==== Records supplied ====

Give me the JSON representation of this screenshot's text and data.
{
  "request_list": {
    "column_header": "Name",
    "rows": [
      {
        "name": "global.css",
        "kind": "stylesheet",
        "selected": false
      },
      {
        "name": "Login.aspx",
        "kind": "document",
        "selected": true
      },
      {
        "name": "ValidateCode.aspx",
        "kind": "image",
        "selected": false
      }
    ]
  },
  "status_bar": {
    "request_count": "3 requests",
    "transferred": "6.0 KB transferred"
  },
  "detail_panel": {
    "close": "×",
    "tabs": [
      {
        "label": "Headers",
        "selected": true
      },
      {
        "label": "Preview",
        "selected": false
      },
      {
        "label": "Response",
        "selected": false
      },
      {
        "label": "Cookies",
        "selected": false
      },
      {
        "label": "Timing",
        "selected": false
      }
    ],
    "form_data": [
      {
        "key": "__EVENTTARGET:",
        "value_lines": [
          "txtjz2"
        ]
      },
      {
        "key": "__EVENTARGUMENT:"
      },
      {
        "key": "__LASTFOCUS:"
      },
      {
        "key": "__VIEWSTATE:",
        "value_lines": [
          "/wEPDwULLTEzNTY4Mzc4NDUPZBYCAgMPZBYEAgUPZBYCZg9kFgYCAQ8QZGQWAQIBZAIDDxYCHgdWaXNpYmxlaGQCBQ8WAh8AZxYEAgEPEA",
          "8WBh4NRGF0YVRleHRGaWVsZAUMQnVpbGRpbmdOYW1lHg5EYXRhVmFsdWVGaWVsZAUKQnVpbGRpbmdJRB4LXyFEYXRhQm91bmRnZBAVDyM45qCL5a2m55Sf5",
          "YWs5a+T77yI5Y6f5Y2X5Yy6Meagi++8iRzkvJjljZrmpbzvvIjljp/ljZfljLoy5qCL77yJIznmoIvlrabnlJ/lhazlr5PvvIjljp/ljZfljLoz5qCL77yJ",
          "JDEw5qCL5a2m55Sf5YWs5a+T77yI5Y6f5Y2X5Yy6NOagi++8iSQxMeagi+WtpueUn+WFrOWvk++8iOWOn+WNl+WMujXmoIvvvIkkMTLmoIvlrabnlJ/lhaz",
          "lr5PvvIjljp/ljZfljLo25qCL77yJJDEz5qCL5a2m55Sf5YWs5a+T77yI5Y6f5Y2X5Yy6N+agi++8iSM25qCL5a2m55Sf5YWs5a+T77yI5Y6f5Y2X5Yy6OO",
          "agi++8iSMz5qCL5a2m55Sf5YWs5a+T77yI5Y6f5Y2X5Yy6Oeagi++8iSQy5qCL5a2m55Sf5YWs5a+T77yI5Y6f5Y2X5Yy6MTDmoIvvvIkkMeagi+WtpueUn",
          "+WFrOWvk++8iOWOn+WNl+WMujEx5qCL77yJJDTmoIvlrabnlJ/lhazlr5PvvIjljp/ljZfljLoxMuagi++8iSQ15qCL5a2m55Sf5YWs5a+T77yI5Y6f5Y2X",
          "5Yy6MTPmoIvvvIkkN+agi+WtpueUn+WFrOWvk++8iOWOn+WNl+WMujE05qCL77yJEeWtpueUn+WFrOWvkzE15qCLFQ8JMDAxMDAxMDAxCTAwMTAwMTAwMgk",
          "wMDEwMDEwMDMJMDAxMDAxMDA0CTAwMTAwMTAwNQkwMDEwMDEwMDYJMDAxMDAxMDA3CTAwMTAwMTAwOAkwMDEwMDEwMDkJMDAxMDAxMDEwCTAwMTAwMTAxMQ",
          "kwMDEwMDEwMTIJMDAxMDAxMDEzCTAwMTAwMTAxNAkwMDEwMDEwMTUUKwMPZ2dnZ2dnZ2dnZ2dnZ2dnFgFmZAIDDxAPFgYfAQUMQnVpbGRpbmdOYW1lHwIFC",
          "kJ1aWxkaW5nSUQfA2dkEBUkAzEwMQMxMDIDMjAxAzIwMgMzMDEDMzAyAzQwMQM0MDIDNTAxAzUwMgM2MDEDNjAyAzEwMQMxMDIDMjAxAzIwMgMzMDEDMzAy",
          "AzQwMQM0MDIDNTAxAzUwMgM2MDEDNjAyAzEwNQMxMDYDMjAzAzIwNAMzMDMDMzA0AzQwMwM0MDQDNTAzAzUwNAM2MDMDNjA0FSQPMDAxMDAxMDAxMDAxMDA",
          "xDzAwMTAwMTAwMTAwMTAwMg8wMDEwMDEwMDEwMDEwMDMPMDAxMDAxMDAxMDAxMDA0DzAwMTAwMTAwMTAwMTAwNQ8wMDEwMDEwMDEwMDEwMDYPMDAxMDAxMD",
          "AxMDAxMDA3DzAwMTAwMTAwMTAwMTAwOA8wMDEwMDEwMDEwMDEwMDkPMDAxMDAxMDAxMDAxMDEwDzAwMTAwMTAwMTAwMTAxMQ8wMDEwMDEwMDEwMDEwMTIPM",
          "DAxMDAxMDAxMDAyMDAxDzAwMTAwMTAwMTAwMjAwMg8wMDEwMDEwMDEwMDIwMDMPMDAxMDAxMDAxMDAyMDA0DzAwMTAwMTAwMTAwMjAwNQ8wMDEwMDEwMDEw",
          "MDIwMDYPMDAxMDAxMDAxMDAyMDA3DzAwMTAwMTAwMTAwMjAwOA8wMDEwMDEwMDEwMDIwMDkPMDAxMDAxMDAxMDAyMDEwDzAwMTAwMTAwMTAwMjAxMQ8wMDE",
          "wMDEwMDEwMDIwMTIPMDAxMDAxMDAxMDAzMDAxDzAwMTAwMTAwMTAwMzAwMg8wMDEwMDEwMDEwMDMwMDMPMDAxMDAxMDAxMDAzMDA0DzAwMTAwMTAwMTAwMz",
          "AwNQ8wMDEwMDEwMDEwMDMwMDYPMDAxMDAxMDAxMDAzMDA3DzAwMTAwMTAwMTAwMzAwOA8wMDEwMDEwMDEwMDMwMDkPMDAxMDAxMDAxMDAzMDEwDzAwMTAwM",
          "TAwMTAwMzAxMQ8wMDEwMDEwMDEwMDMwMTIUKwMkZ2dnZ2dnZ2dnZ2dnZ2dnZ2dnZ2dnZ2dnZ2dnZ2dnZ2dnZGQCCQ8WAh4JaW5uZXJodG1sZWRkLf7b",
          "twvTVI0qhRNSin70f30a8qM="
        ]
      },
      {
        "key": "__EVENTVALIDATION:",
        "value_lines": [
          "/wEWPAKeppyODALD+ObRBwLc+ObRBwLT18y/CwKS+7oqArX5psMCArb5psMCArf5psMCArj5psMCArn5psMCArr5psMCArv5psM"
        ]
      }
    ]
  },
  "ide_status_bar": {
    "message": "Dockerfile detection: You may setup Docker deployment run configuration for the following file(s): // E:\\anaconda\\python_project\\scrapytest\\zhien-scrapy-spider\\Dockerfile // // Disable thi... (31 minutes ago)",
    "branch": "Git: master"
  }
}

====

▶ Exercise objective: From the data, list each line in which the string "aspx" appears.

▶ Response:
        "name": "Login.aspx",
        "name": "ValidateCode.aspx",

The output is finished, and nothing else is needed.